— Start RECORDS SUPPLIED —
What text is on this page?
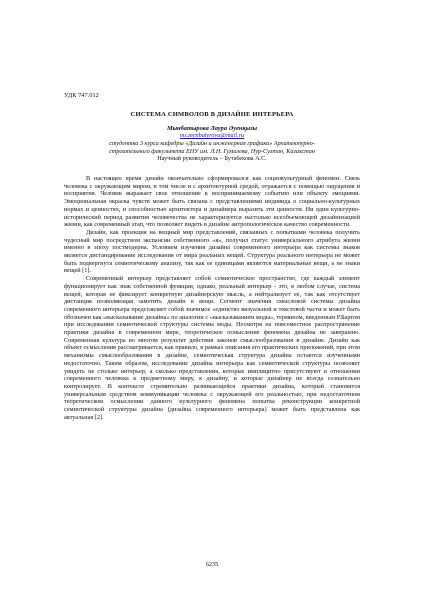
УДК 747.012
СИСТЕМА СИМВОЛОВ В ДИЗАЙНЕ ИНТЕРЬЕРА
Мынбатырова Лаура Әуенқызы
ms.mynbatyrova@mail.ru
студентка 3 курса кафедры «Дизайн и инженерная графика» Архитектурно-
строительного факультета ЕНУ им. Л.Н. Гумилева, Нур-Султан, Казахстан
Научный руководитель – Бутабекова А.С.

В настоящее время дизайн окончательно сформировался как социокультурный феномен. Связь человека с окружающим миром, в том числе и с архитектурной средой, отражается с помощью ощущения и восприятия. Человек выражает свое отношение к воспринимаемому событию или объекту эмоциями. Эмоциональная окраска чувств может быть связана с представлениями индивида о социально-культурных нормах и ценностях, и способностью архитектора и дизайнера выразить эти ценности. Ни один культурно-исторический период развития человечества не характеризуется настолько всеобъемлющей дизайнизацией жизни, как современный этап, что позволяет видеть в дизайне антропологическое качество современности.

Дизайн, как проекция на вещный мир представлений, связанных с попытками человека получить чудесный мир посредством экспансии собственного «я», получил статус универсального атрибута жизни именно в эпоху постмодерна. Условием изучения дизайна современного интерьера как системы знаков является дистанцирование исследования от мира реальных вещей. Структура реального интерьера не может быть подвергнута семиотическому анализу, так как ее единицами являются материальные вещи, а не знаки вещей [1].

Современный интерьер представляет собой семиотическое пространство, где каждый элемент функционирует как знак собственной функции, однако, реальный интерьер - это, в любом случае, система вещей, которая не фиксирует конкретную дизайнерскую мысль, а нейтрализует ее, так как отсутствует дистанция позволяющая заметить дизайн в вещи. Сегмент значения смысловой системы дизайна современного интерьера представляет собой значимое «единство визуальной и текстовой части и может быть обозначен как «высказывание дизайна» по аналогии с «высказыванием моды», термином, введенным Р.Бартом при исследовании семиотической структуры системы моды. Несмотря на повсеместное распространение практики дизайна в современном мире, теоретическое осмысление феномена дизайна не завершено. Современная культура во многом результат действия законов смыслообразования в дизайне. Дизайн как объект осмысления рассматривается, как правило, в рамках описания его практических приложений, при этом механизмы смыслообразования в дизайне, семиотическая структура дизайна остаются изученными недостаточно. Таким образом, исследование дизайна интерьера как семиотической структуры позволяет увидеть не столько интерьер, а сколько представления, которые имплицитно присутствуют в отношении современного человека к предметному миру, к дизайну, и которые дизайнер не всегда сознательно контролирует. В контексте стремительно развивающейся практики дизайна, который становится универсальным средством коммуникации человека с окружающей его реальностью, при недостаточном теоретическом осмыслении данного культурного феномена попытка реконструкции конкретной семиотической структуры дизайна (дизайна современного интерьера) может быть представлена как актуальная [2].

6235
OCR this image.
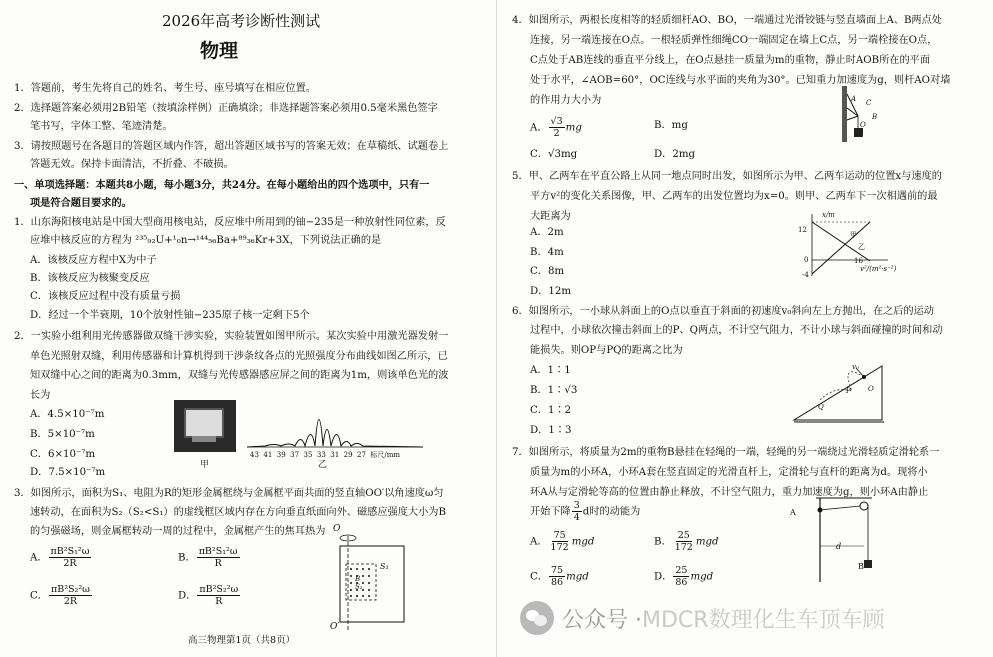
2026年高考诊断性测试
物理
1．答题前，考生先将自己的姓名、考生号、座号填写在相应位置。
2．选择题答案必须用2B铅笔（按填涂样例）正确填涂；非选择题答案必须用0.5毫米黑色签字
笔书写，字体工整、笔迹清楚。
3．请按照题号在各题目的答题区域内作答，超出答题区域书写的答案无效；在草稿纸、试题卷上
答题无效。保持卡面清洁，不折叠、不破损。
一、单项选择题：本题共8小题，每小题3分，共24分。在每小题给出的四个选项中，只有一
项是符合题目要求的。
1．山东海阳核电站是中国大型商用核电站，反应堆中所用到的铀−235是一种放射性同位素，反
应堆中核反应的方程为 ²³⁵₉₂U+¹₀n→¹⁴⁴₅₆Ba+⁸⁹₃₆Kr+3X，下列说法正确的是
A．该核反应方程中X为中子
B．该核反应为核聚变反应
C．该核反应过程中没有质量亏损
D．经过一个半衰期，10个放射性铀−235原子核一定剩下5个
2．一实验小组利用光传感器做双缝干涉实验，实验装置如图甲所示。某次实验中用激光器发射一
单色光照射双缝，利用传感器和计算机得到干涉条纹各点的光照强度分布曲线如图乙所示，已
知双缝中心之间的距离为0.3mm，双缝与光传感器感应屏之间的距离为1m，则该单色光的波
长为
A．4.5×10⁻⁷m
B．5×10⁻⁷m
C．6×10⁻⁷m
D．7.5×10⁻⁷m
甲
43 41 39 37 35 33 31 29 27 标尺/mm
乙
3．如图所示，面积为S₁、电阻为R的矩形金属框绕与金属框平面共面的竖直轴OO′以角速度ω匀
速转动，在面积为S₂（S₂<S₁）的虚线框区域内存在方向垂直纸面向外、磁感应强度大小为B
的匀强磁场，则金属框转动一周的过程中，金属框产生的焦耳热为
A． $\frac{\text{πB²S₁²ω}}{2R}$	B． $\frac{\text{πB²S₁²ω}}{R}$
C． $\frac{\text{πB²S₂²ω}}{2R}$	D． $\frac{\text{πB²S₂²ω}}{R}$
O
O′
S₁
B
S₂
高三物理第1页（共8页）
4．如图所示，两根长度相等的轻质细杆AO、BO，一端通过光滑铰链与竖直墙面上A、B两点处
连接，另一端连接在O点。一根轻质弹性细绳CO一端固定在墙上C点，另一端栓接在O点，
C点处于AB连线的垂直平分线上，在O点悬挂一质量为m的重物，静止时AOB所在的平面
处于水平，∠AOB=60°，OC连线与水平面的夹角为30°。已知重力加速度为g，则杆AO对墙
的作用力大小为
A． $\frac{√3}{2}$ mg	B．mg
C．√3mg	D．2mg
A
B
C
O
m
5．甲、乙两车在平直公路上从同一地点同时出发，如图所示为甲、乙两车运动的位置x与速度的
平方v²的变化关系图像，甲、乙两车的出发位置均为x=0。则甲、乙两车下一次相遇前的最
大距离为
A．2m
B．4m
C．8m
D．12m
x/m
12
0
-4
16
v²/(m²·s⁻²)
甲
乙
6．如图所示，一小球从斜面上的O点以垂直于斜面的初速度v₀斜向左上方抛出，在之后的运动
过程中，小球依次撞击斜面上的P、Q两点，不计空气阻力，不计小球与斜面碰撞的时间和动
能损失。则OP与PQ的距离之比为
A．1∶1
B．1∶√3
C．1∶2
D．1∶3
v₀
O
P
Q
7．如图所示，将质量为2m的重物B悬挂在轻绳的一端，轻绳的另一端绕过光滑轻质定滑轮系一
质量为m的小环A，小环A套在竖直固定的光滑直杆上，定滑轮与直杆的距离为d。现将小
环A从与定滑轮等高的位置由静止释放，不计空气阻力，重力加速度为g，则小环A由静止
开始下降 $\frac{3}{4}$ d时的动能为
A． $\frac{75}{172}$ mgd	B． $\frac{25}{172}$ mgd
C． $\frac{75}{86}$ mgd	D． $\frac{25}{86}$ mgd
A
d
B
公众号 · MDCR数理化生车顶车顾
— End RECORDS SUPPLIED —
INSTRUCTION: Pictures are excluded; copy every other part of the records exactly.

RESPONSE FOR THIS EXERCISE:
What text is on this page?
УДК 747.012
СИСТЕМА СИМВОЛОВ В ДИЗАЙНЕ ИНТЕРЬЕРА
Мынбатырова Лаура Әуенқызы
ms.mynbatyrova@mail.ru
студентка 3 курса кафедры «Дизайн и инженерная графика» Архитектурно-
строительного факультета ЕНУ им. Л.Н. Гумилева, Нур-Султан, Казахстан
Научный руководитель – Бутабекова А.С.

В настоящее время дизайн окончательно сформировался как социокультурный феномен. Связь человека с окружающим миром, в том числе и с архитектурной средой, отражается с помощью ощущения и восприятия. Человек выражает свое отношение к воспринимаемому событию или объекту эмоциями. Эмоциональная окраска чувств может быть связана с представлениями индивида о социально-культурных нормах и ценностях, и способностью архитектора и дизайнера выразить эти ценности. Ни один культурно-исторический период развития человечества не характеризуется настолько всеобъемлющей дизайнизацией жизни, как современный этап, что позволяет видеть в дизайне антропологическое качество современности.

Дизайн, как проекция на вещный мир представлений, связанных с попытками человека получить чудесный мир посредством экспансии собственного «я», получил статус универсального атрибута жизни именно в эпоху постмодерна. Условием изучения дизайна современного интерьера как системы знаков является дистанцирование исследования от мира реальных вещей. Структура реального интерьера не может быть подвергнута семиотическому анализу, так как ее единицами являются материальные вещи, а не знаки вещей [1].

Современный интерьер представляет собой семиотическое пространство, где каждый элемент функционирует как знак собственной функции, однако, реальный интерьер - это, в любом случае, система вещей, которая не фиксирует конкретную дизайнерскую мысль, а нейтрализует ее, так как отсутствует дистанция позволяющая заметить дизайн в вещи. Сегмент значения смысловой системы дизайна современного интерьера представляет собой значимое «единство визуальной и текстовой части и может быть обозначен как «высказывание дизайна» по аналогии с «высказыванием моды», термином, введенным Р.Бартом при исследовании семиотической структуры системы моды. Несмотря на повсеместное распространение практики дизайна в современном мире, теоретическое осмысление феномена дизайна не завершено. Современная культура во многом результат действия законов смыслообразования в дизайне. Дизайн как объект осмысления рассматривается, как правило, в рамках описания его практических приложений, при этом механизмы смыслообразования в дизайне, семиотическая структура дизайна остаются изученными недостаточно. Таким образом, исследование дизайна интерьера как семиотической структуры позволяет увидеть не столько интерьер, а сколько представления, которые имплицитно присутствуют в отношении современного человека к предметному миру, к дизайну, и которые дизайнер не всегда сознательно контролирует. В контексте стремительно развивающейся практики дизайна, который становится универсальным средством коммуникации человека с окружающей его реальностью, при недостаточном теоретическом осмыслении данного культурного феномена попытка реконструкции конкретной семиотической структуры дизайна (дизайна современного интерьера) может быть представлена как актуальная [2].

6235
OCR this image.
2026年高考诊断性测试
物理
1．答题前，考生先将自己的姓名、考生号、座号填写在相应位置。
2．选择题答案必须用2B铅笔（按填涂样例）正确填涂；非选择题答案必须用0.5毫米黑色签字
笔书写，字体工整、笔迹清楚。
3．请按照题号在各题目的答题区域内作答，超出答题区域书写的答案无效；在草稿纸、试题卷上
答题无效。保持卡面清洁，不折叠、不破损。
一、单项选择题：本题共8小题，每小题3分，共24分。在每小题给出的四个选项中，只有一
项是符合题目要求的。
1．山东海阳核电站是中国大型商用核电站，反应堆中所用到的铀−235是一种放射性同位素，反
应堆中核反应的方程为 ²³⁵₉₂U+¹₀n→¹⁴⁴₅₆Ba+⁸⁹₃₆Kr+3X，下列说法正确的是
A．该核反应方程中X为中子
B．该核反应为核聚变反应
C．该核反应过程中没有质量亏损
D．经过一个半衰期，10个放射性铀−235原子核一定剩下5个
2．一实验小组利用光传感器做双缝干涉实验，实验装置如图甲所示。某次实验中用激光器发射一
单色光照射双缝，利用传感器和计算机得到干涉条纹各点的光照强度分布曲线如图乙所示，已
知双缝中心之间的距离为0.3mm，双缝与光传感器感应屏之间的距离为1m，则该单色光的波
长为
A．4.5×10⁻⁷m
B．5×10⁻⁷m
C．6×10⁻⁷m
D．7.5×10⁻⁷m
甲
43 41 39 37 35 33 31 29 27 标尺/mm
乙
3．如图所示，面积为S₁、电阻为R的矩形金属框绕与金属框平面共面的竖直轴OO′以角速度ω匀
速转动，在面积为S₂（S₂<S₁）的虚线框区域内存在方向垂直纸面向外、磁感应强度大小为B
的匀强磁场，则金属框转动一周的过程中，金属框产生的焦耳热为
A． $\frac{\text{πB²S₁²ω}}{2R}$	B． $\frac{\text{πB²S₁²ω}}{R}$
C． $\frac{\text{πB²S₂²ω}}{2R}$	D． $\frac{\text{πB²S₂²ω}}{R}$
O
O′
S₁
B
S₂
高三物理第1页（共8页）
4．如图所示，两根长度相等的轻质细杆AO、BO，一端通过光滑铰链与竖直墙面上A、B两点处
连接，另一端连接在O点。一根轻质弹性细绳CO一端固定在墙上C点，另一端栓接在O点，
C点处于AB连线的垂直平分线上，在O点悬挂一质量为m的重物，静止时AOB所在的平面
处于水平，∠AOB=60°，OC连线与水平面的夹角为30°。已知重力加速度为g，则杆AO对墙
的作用力大小为
A． $\frac{√3}{2}$ mg	B．mg
C．√3mg	D．2mg
A
B
C
O
m
5．甲、乙两车在平直公路上从同一地点同时出发，如图所示为甲、乙两车运动的位置x与速度的
平方v²的变化关系图像，甲、乙两车的出发位置均为x=0。则甲、乙两车下一次相遇前的最
大距离为
A．2m
B．4m
C．8m
D．12m
x/m
12
0
-4
16
v²/(m²·s⁻²)
甲
乙
6．如图所示，一小球从斜面上的O点以垂直于斜面的初速度v₀斜向左上方抛出，在之后的运动
过程中，小球依次撞击斜面上的P、Q两点，不计空气阻力，不计小球与斜面碰撞的时间和动
能损失。则OP与PQ的距离之比为
A．1∶1
B．1∶√3
C．1∶2
D．1∶3
v₀
O
P
Q
7．如图所示，将质量为2m的重物B悬挂在轻绳的一端，轻绳的另一端绕过光滑轻质定滑轮系一
质量为m的小环A，小环A套在竖直固定的光滑直杆上，定滑轮与直杆的距离为d。现将小
环A从与定滑轮等高的位置由静止释放，不计空气阻力，重力加速度为g，则小环A由静止
开始下降 $\frac{3}{4}$ d时的动能为
A． $\frac{75}{172}$ mgd	B． $\frac{25}{172}$ mgd
C． $\frac{75}{86}$ mgd	D． $\frac{25}{86}$ mgd
A
d
B
公众号 · MDCR数理化生车顶车顾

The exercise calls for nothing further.